─── Task inputs

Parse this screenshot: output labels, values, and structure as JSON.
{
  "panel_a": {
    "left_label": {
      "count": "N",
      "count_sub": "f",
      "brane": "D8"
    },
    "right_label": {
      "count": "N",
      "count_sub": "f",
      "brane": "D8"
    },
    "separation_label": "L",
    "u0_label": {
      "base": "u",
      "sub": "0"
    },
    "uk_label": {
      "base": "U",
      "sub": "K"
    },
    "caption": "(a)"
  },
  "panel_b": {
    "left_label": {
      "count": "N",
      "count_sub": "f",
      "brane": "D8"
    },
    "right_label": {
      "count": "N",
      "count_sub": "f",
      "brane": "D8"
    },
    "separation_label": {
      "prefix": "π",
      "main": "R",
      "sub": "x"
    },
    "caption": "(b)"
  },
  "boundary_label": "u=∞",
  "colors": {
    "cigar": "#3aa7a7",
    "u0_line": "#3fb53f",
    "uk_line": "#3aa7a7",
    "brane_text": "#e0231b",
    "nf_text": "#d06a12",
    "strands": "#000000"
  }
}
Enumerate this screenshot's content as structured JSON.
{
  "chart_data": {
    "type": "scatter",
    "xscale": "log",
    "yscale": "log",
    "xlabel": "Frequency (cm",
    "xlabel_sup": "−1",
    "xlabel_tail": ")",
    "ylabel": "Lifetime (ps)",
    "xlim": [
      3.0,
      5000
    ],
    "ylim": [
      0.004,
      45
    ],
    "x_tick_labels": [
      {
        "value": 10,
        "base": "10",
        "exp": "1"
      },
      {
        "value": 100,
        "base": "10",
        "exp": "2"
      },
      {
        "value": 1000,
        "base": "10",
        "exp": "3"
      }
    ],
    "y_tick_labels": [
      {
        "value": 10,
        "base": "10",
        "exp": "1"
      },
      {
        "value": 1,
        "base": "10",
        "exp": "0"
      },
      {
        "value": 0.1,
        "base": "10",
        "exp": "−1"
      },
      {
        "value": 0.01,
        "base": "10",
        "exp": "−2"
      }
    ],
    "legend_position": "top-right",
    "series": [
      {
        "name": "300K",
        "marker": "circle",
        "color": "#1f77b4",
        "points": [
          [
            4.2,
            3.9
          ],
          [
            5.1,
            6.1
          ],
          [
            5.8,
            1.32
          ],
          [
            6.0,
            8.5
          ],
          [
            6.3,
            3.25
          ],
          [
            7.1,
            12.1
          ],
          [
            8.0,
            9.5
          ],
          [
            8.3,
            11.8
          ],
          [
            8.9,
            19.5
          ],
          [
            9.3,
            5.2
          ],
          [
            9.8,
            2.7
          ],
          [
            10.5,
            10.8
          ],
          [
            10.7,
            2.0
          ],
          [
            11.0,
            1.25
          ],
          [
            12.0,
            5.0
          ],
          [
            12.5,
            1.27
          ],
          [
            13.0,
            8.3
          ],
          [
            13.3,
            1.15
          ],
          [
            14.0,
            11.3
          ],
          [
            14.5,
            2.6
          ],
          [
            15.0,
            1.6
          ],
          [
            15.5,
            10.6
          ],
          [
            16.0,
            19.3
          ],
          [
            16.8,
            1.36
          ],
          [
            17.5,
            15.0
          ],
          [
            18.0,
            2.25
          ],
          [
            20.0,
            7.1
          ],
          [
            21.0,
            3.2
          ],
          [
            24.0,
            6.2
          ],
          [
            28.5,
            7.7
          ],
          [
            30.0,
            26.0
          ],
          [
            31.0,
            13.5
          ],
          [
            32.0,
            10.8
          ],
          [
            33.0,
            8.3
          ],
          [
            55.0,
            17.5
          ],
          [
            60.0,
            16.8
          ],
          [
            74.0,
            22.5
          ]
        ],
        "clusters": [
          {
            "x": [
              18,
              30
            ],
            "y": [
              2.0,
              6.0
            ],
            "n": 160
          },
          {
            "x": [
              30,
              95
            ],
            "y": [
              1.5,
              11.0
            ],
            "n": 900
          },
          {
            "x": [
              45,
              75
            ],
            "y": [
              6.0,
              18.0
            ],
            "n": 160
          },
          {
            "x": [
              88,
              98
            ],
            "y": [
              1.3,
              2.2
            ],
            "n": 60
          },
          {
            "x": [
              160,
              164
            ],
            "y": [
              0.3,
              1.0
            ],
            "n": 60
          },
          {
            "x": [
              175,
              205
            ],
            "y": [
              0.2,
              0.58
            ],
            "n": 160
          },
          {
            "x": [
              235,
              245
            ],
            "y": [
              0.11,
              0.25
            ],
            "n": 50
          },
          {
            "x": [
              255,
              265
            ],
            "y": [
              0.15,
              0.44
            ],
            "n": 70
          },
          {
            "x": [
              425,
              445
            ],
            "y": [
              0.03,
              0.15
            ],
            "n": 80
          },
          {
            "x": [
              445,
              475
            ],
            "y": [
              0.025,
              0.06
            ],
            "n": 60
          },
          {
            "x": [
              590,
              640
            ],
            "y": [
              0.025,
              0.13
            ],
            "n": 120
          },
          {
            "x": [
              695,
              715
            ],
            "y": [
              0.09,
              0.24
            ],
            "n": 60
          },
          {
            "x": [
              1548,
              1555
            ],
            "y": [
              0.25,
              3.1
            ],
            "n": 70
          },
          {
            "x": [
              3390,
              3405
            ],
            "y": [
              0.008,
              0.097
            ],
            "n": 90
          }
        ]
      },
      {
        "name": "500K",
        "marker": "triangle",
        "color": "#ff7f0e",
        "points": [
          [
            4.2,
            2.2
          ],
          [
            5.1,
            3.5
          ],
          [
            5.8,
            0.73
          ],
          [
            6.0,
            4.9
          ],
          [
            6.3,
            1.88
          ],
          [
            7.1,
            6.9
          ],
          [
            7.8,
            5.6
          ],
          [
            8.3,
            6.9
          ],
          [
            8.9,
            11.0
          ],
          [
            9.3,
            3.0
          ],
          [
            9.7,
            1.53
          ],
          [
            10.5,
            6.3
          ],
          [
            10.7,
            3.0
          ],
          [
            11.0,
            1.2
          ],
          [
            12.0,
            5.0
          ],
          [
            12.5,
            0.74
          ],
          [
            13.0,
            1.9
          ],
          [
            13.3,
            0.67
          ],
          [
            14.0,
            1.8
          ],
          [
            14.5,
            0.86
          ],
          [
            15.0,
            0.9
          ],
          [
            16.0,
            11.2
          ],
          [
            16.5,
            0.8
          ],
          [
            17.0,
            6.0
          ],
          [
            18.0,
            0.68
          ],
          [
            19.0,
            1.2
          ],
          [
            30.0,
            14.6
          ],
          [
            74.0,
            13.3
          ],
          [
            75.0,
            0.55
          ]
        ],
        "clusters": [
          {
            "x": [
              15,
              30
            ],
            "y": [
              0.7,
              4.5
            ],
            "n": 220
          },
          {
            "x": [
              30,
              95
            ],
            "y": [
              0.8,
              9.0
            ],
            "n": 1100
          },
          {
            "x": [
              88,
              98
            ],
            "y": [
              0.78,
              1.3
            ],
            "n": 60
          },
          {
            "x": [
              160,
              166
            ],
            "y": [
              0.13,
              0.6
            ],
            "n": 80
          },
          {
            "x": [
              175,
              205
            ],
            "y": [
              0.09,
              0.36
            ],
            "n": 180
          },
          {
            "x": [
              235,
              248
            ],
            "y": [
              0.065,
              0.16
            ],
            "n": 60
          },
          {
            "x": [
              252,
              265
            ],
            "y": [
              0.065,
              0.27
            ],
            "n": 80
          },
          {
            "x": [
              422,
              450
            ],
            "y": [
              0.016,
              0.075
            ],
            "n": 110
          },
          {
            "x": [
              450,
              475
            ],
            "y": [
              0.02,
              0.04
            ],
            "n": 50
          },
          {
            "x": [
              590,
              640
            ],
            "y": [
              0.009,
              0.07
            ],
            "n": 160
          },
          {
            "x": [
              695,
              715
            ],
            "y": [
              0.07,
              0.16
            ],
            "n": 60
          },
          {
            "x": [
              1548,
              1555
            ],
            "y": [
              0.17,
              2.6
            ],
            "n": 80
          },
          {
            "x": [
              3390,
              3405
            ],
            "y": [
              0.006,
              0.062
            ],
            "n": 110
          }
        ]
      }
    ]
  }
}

──────

Instructions for the task
Go through the entries above and count the lines containing the word "screenshot"; give only that count.

Response to this exercise
2